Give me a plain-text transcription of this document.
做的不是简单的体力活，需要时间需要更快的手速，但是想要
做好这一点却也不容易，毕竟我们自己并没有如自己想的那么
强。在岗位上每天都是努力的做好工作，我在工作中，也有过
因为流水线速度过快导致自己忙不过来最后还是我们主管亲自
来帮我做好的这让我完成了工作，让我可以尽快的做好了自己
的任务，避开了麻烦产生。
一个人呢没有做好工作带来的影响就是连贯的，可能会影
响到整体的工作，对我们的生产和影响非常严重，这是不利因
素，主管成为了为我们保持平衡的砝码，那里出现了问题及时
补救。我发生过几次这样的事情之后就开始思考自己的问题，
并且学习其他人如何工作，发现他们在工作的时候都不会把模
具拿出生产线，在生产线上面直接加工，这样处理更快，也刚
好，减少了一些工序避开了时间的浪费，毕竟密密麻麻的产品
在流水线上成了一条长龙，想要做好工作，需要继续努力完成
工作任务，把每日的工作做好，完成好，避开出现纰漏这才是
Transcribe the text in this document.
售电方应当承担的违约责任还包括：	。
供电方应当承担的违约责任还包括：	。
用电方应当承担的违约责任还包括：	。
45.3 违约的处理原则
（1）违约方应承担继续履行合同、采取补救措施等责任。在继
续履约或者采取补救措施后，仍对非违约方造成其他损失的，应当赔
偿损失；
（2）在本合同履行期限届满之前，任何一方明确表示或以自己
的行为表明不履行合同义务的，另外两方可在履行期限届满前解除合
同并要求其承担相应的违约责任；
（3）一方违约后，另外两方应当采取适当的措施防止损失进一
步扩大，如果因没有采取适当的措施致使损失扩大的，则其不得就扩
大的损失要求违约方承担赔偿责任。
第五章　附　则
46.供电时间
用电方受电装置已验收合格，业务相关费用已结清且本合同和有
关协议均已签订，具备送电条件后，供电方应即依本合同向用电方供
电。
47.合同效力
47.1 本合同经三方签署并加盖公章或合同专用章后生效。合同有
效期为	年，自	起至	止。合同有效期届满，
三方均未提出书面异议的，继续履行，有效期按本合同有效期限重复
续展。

_Work to be completed_: Write out every record, exactly as written.

_Response for this exercise_:
Give me a plain-text transcription of this document.
做的不是简单的体力活，需要时间需要更快的手速，但是想要
做好这一点却也不容易，毕竟我们自己并没有如自己想的那么
强。在岗位上每天都是努力的做好工作，我在工作中，也有过
因为流水线速度过快导致自己忙不过来最后还是我们主管亲自
来帮我做好的这让我完成了工作，让我可以尽快的做好了自己
的任务，避开了麻烦产生。
一个人呢没有做好工作带来的影响就是连贯的，可能会影
响到整体的工作，对我们的生产和影响非常严重，这是不利因
素，主管成为了为我们保持平衡的砝码，那里出现了问题及时
补救。我发生过几次这样的事情之后就开始思考自己的问题，
并且学习其他人如何工作，发现他们在工作的时候都不会把模
具拿出生产线，在生产线上面直接加工，这样处理更快，也刚
好，减少了一些工序避开了时间的浪费，毕竟密密麻麻的产品
在流水线上成了一条长龙，想要做好工作，需要继续努力完成
工作任务，把每日的工作做好，完成好，避开出现纰漏这才是
Transcribe the text in this document.
售电方应当承担的违约责任还包括：	。
供电方应当承担的违约责任还包括：	。
用电方应当承担的违约责任还包括：	。
45.3 违约的处理原则
（1）违约方应承担继续履行合同、采取补救措施等责任。在继
续履约或者采取补救措施后，仍对非违约方造成其他损失的，应当赔
偿损失；
（2）在本合同履行期限届满之前，任何一方明确表示或以自己
的行为表明不履行合同义务的，另外两方可在履行期限届满前解除合
同并要求其承担相应的违约责任；
（3）一方违约后，另外两方应当采取适当的措施防止损失进一
步扩大，如果因没有采取适当的措施致使损失扩大的，则其不得就扩
大的损失要求违约方承担赔偿责任。
第五章　附　则
46.供电时间
用电方受电装置已验收合格，业务相关费用已结清且本合同和有
关协议均已签订，具备送电条件后，供电方应即依本合同向用电方供
电。
47.合同效力
47.1 本合同经三方签署并加盖公章或合同专用章后生效。合同有
效期为	年，自	起至	止。合同有效期届满，
三方均未提出书面异议的，继续履行，有效期按本合同有效期限重复
续展。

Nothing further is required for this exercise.